## やること
1. 抜粋の「WordCampをつくる上で重要なこと」から「いくか間近で見たい』でした。」まで（両端を含む）を書き写せ。その際、「仲間」をすべて「メンバー」に置き換えよ。
2. 次の(a)〜(c)がそれぞれ抜粋の内容と合っているかを、はいかいいえで答えよ。判断の根拠となる抜粋の言葉をそのまま引用して添えること。
(a) 実行委員長になるには、WordCamp Organizer Applicationに申し込むことが必要である。
(b) 筆者がWordCampをやろうと思った理由の約50%は『子連れOKなカンファレンス作りたい』だった。
(c) この記事はアドベントカレンダーの31日目で、大トリである。

## 抜粋
......

WordCamp Osaka 2019ひとつきおくれのアドベントカレンダー31日目。大トリです。さいごはWordCampのつくりかたについて書きます。
WordCampのつくりかた。実は簡単
WordCampはやりたい!と思った人がWordCamp Organizer Applicationに申し込み、WordPressコミュニティに『いいよー!』と言われれば実行委員長になり、WordCampをつくることができます。あとはぱーっと準備して、気付いたら開催してて「いやー。大変だったけど楽しかったねー!」ってなります。『ぱーっと』の中にたくさんのタスクがありますが、まぁなんとかなります。
WordCampをつくる上で重要なこと
WordCampをつくる上でとても重要なことは仲間を集めることと仲間をサポートすることです。自分がやりたいWordCampに、賛同を得て仲間(実行委員や、サポーター企業、参加者)を集めないことには、つくることができません。そしてその集まった仲間たちが楽しく困らずに『つくること』をサポートすることが重要です。
そう、仲間がすごい大事。エモい…こんなことあまり書きたくない…けどほんとに大事なので今回は書きます。
仲間大事
そもそもなぜWordCampやろうと思ったのか
私がWordCampをやろうと思ったのは『子連れOKなカンファレンス作りたい』とか『初めての人に登壇して欲しい』とかいろいろと理由はあったのですが、理由の約50%を占めていたのは『WordPressコミュニティがどうなっていくか間近で見たい』でした。

......

## 元データ
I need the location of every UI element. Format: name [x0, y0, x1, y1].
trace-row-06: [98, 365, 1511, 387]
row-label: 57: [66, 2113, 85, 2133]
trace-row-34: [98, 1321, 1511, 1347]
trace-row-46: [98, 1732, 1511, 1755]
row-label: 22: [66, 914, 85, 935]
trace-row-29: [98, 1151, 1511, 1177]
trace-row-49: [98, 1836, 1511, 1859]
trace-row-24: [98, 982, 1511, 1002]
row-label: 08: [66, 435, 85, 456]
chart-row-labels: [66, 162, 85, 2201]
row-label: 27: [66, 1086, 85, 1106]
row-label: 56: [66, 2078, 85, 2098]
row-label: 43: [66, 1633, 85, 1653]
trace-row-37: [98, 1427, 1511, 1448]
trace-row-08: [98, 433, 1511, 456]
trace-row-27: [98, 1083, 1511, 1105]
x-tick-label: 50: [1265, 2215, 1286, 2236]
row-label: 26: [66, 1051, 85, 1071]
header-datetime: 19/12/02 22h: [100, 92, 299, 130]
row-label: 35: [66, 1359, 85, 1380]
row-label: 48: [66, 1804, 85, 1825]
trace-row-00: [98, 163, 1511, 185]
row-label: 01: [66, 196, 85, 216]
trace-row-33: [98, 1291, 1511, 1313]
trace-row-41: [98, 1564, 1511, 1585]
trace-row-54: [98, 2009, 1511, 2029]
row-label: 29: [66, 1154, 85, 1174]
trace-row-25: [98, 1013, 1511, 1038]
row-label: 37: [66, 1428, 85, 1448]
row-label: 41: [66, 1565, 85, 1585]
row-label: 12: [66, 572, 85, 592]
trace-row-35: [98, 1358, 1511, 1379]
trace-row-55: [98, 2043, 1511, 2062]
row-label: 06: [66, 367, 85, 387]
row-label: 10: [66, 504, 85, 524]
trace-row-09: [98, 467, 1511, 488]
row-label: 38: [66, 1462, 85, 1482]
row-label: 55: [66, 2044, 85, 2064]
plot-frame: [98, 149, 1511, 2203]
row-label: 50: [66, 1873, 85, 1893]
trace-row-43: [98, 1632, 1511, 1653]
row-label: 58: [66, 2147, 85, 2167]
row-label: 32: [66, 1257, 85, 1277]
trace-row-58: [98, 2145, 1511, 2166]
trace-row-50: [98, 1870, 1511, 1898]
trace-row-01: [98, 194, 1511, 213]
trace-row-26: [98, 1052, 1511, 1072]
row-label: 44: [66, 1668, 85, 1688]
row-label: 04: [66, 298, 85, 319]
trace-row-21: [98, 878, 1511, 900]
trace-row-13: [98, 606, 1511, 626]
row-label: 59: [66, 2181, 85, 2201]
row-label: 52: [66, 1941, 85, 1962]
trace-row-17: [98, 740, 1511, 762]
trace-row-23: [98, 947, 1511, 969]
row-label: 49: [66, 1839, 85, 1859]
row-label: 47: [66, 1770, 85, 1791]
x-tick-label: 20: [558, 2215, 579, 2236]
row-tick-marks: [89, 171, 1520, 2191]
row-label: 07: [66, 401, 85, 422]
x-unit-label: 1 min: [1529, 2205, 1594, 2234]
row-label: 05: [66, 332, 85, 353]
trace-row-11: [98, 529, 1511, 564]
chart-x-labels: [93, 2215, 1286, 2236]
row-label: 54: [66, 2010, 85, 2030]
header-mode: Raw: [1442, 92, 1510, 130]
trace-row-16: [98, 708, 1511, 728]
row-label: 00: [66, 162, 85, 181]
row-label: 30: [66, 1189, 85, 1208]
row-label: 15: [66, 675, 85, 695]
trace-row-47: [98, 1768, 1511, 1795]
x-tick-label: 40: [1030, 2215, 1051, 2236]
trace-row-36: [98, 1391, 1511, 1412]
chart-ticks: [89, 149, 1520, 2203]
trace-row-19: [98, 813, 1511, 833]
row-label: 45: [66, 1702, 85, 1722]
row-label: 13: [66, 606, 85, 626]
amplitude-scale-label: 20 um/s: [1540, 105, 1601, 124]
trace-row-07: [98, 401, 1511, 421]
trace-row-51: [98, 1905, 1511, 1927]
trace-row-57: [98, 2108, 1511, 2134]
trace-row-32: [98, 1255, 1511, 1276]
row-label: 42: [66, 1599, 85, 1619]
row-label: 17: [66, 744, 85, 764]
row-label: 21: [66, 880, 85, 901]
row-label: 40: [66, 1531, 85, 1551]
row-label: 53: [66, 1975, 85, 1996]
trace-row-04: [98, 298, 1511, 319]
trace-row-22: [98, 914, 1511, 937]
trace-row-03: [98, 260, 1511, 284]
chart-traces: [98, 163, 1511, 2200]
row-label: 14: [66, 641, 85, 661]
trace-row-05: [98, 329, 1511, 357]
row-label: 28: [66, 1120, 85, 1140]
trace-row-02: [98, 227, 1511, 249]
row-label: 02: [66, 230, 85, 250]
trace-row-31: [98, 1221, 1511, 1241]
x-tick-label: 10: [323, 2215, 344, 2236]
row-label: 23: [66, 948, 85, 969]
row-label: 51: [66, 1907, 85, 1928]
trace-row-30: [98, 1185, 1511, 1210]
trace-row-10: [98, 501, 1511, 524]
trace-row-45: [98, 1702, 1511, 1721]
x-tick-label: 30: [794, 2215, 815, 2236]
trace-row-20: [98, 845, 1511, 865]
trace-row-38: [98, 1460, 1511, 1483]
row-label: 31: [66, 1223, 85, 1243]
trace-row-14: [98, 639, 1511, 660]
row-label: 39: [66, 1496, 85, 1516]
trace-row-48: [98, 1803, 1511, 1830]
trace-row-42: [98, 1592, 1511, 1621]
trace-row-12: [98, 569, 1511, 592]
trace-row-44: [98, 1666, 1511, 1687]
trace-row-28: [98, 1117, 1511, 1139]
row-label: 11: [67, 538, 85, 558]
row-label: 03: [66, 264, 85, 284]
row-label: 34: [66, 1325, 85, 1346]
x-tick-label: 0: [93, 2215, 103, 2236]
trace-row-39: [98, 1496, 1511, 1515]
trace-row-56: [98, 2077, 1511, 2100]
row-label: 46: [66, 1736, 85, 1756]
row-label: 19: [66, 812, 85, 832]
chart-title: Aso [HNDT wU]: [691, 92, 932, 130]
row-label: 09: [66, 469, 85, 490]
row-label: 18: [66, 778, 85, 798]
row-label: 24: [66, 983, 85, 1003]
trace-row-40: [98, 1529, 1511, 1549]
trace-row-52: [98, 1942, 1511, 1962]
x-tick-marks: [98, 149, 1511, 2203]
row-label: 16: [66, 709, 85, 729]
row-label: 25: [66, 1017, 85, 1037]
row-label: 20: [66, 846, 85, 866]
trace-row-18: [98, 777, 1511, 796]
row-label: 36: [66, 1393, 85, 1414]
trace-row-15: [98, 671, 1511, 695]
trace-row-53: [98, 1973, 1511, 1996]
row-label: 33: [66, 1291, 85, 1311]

......

## 解答一覧
1.
WordCampをつくる上で重要なこと
WordCampをつくる上でとても重要なことはメンバーを集めることとメンバーをサポートすることです。自分がやりたいWordCampに、賛同を得てメンバー(実行委員や、サポーター企業、参加者)を集めないことには、つくることができません。そしてその集まったメンバーたちが楽しく困らずに『つくること』をサポートすることが重要です。
そう、メンバーがすごい大事。エモい…こんなことあまり書きたくない…けどほんとに大事なので今回は書きます。
メンバー大事
そもそもなぜWordCampやろうと思ったのか
私がWordCampをやろうと思ったのは『子連れOKなカンファレンス作りたい』とか『初めての人に登壇して欲しい』とかいろいろと理由はあったのですが、理由の約50%を占めていたのは『WordPressコミュニティがどうなっていくか間近で見たい』でした。

2.
(a) はい。「WordCamp Organizer Applicationに申し込み、WordPressコミュニティに『いいよー!』と言われれば実行委員長になり」
(b) いいえ。「理由の約50%を占めていたのは『WordPressコミュニティがどうなっていくか間近で見たい』でした」
(c) はい。「ひとつきおくれのアドベントカレンダー31日目。大トリです。」